- _WORK TO DO_
Reproduce the records below exactly as given.

[Recorded data]

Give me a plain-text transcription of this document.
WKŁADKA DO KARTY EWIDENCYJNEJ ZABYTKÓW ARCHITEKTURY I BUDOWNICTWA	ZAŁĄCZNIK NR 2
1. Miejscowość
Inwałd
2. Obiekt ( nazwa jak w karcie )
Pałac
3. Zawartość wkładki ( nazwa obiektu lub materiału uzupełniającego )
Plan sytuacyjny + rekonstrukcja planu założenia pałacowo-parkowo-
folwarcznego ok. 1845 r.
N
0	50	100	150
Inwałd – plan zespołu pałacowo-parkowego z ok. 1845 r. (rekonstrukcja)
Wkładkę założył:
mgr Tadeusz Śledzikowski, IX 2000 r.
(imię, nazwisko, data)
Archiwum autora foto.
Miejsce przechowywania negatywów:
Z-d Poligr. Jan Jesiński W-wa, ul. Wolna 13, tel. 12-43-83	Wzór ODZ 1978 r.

- _THE SOLUTION_
Give me a plain-text transcription of this document.
WKŁADKA DO KARTY EWIDENCYJNEJ ZABYTKÓW ARCHITEKTURY I BUDOWNICTWA	ZAŁĄCZNIK NR 2
1. Miejscowość
Inwałd
2. Obiekt ( nazwa jak w karcie )
Pałac
3. Zawartość wkładki ( nazwa obiektu lub materiału uzupełniającego )
Plan sytuacyjny + rekonstrukcja planu założenia pałacowo-parkowo-
folwarcznego ok. 1845 r.
N
0	50	100	150
Inwałd – plan zespołu pałacowo-parkowego z ok. 1845 r. (rekonstrukcja)
Wkładkę założył:
mgr Tadeusz Śledzikowski, IX 2000 r.
(imię, nazwisko, data)
Archiwum autora foto.
Miejsce przechowywania negatywów:
Z-d Poligr. Jan Jesiński W-wa, ul. Wolna 13, tel. 12-43-83	Wzór ODZ 1978 r.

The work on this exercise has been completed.